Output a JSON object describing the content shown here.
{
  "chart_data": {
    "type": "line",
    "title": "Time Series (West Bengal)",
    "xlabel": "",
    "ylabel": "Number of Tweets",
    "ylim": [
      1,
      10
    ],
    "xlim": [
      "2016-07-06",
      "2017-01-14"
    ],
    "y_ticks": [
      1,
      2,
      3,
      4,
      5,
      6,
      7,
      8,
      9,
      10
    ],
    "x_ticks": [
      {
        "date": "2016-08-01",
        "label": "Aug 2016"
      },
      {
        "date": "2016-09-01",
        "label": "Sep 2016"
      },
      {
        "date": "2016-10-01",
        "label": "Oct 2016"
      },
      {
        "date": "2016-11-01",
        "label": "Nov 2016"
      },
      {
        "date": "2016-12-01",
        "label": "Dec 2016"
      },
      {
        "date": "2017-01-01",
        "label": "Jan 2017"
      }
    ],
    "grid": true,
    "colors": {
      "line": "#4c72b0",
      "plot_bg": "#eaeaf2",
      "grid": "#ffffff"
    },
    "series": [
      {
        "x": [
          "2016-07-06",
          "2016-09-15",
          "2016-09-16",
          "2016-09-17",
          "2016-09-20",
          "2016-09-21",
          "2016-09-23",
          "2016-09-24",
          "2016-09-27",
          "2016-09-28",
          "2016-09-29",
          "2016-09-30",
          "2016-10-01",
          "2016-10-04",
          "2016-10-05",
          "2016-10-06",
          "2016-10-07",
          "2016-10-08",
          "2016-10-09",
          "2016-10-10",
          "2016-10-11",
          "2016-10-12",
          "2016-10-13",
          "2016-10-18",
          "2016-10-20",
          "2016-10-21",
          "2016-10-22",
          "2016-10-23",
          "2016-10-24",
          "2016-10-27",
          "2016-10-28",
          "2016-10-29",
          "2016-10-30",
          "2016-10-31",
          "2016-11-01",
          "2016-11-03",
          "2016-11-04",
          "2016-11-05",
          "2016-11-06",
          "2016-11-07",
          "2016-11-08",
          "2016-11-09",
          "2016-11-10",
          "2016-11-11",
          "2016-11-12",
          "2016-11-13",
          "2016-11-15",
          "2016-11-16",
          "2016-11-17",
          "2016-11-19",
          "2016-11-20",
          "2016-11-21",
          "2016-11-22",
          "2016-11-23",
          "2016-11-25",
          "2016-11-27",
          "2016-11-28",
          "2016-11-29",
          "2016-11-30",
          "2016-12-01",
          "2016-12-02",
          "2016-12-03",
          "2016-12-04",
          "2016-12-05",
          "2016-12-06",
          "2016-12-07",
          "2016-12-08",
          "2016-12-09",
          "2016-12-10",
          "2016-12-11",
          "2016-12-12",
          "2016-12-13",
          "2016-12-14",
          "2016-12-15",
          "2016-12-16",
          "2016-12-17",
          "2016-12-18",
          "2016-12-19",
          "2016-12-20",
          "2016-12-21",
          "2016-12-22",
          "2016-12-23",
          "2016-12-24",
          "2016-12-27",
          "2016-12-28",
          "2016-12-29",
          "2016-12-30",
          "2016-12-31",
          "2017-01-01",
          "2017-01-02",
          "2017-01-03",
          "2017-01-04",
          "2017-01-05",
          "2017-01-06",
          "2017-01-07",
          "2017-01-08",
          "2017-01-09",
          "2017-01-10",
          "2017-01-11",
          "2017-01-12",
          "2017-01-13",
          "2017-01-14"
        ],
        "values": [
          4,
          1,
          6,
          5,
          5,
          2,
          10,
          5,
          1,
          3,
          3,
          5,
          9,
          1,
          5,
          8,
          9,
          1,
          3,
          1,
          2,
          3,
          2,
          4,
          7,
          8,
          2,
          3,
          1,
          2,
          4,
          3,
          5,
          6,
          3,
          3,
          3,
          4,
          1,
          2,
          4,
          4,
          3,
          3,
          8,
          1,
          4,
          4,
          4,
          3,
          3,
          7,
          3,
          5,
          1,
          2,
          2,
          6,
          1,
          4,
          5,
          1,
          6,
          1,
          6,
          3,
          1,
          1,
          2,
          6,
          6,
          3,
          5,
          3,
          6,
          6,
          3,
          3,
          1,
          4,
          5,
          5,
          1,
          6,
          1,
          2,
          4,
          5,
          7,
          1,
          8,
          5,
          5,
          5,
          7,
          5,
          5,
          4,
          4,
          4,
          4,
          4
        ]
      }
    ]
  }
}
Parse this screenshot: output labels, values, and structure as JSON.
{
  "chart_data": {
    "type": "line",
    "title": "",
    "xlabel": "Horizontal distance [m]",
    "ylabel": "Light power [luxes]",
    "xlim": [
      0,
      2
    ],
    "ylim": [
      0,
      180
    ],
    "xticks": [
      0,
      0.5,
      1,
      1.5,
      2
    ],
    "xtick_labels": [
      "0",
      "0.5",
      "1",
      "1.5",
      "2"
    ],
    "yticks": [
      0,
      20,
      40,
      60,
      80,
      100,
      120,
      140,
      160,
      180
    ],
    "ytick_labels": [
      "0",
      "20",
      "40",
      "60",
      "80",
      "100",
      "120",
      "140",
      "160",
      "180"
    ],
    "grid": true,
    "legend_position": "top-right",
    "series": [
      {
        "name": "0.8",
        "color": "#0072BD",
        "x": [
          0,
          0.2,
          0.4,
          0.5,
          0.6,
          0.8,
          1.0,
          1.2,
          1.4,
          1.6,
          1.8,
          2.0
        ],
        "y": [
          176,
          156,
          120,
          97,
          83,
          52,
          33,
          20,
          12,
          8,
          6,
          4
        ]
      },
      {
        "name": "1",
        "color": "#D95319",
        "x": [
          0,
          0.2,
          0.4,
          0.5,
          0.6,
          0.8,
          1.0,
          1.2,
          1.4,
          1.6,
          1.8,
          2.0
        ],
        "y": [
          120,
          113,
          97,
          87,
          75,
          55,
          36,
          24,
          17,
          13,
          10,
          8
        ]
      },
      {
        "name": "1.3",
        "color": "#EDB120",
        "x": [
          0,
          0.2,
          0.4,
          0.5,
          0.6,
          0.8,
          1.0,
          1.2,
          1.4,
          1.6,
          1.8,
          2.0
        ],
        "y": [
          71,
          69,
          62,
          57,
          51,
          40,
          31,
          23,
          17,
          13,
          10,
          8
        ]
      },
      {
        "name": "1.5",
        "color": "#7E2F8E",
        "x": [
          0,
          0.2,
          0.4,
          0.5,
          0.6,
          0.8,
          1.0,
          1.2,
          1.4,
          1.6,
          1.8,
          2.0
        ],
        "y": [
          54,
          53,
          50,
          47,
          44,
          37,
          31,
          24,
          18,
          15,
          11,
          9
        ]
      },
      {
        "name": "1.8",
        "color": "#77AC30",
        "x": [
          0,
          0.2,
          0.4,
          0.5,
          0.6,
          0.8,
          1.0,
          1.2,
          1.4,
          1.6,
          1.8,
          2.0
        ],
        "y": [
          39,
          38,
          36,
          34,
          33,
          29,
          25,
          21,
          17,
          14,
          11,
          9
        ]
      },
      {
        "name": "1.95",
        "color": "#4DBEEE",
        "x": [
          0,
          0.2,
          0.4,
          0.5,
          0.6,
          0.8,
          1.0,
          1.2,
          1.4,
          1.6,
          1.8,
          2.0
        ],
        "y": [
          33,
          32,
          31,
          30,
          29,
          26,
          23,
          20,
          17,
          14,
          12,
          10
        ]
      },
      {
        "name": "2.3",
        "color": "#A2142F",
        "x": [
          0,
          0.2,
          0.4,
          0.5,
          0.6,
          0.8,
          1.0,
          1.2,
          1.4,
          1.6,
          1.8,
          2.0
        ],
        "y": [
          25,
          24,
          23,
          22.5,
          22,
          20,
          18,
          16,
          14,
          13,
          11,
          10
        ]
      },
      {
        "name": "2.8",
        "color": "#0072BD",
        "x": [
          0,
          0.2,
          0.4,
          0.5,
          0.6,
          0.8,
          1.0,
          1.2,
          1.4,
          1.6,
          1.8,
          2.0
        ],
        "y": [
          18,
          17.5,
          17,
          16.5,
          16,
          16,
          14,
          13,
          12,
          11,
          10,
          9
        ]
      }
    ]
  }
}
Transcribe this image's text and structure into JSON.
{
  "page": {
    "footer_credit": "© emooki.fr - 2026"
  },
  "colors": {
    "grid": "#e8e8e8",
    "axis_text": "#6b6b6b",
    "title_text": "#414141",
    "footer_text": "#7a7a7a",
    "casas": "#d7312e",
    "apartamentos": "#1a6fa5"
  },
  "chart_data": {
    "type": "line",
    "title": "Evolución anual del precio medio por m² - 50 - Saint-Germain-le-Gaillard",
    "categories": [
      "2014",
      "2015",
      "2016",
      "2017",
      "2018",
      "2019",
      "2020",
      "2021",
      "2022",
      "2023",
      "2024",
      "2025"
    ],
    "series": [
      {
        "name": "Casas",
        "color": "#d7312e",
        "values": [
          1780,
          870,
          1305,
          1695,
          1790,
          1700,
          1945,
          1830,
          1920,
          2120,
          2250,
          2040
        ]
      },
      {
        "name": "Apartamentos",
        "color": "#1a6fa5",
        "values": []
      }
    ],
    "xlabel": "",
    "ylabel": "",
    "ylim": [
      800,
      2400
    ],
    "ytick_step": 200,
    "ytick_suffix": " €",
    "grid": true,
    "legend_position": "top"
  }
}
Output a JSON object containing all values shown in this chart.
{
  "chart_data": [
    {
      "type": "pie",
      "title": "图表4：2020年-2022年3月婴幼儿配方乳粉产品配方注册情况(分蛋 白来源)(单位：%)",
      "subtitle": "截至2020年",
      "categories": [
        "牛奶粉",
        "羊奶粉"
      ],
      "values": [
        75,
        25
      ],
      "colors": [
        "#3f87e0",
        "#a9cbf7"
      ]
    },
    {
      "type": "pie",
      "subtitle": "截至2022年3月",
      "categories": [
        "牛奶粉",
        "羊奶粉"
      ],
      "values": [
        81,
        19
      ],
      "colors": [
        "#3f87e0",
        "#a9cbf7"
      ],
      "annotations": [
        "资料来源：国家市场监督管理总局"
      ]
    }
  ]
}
+++
- [Directions]: Copy exactly the lines from the one containing "Output a JSON object containing" through the last line of the records, both included, and nothing else.

- [Written solution]:
Output a JSON object containing all values shown in this chart.
{
  "chart_data": [
    {
      "type": "pie",
      "title": "图表4：2020年-2022年3月婴幼儿配方乳粉产品配方注册情况(分蛋 白来源)(单位：%)",
      "subtitle": "截至2020年",
      "categories": [
        "牛奶粉",
        "羊奶粉"
      ],
      "values": [
        75,
        25
      ],
      "colors": [
        "#3f87e0",
        "#a9cbf7"
      ]
    },
    {
      "type": "pie",
      "subtitle": "截至2022年3月",
      "categories": [
        "牛奶粉",
        "羊奶粉"
      ],
      "values": [
        81,
        19
      ],
      "colors": [
        "#3f87e0",
        "#a9cbf7"
      ],
      "annotations": [
        "资料来源：国家市场监督管理总局"
      ]
    }
  ]
}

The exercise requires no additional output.